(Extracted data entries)
_ _ _ _ _

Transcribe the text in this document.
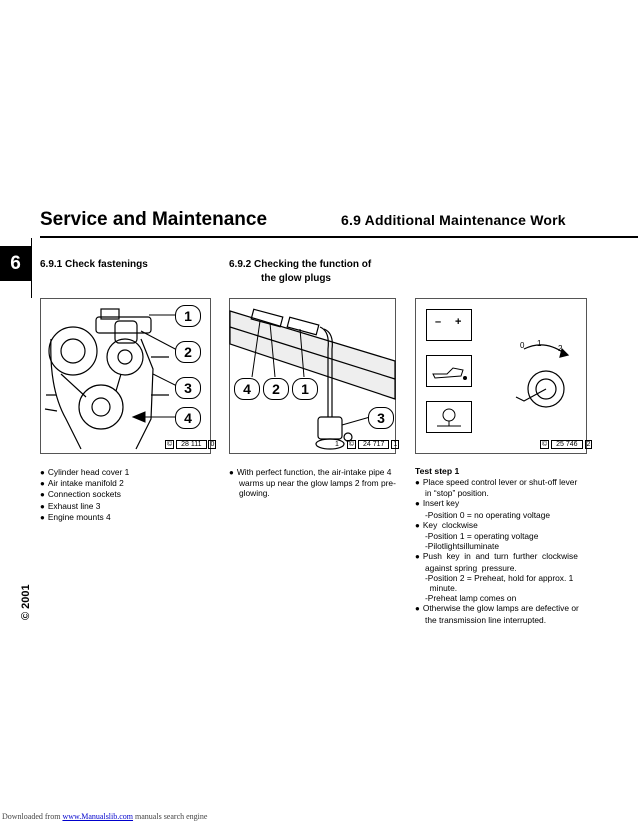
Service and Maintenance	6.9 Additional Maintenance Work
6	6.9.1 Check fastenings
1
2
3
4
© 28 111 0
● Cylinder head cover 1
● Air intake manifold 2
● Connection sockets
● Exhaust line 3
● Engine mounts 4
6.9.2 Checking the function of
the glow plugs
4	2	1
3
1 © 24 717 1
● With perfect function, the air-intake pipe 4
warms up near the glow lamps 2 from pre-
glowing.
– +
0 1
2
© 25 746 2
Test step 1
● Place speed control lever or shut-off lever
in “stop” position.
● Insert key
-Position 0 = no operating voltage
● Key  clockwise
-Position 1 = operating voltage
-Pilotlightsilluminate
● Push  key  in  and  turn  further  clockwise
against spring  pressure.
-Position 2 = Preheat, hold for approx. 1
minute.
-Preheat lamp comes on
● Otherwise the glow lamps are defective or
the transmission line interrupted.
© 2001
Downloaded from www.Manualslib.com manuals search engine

_ _ _ _ _

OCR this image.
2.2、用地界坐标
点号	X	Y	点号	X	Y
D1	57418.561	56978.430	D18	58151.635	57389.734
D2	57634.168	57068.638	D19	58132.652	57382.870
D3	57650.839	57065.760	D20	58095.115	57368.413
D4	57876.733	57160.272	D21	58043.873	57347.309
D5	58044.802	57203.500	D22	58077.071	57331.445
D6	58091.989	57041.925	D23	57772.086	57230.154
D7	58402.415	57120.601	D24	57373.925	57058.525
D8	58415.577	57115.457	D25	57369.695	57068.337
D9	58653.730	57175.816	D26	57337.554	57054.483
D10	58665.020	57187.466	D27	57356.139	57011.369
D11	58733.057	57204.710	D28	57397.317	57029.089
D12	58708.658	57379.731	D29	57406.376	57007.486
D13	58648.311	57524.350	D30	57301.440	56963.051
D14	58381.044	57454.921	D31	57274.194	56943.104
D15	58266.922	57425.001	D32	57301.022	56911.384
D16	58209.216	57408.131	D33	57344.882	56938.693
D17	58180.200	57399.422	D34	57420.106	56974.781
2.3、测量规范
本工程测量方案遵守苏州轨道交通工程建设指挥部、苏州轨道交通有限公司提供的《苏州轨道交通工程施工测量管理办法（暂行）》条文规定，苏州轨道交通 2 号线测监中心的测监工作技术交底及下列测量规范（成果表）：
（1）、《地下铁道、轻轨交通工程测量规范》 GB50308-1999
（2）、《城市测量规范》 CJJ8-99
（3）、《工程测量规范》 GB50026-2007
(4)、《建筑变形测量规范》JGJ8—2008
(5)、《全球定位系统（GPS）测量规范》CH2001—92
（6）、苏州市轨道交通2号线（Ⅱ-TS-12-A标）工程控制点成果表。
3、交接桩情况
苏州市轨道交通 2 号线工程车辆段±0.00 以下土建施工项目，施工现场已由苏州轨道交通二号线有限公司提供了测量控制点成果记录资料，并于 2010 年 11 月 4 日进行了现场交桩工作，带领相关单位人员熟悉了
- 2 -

_ _ _ _ _

* _AIM_
Find every line in the records that contains the word "function"; copy those lines.

* _THE REPLY_
6.9.2 Checking the function of
● With perfect function, the air-intake pipe 4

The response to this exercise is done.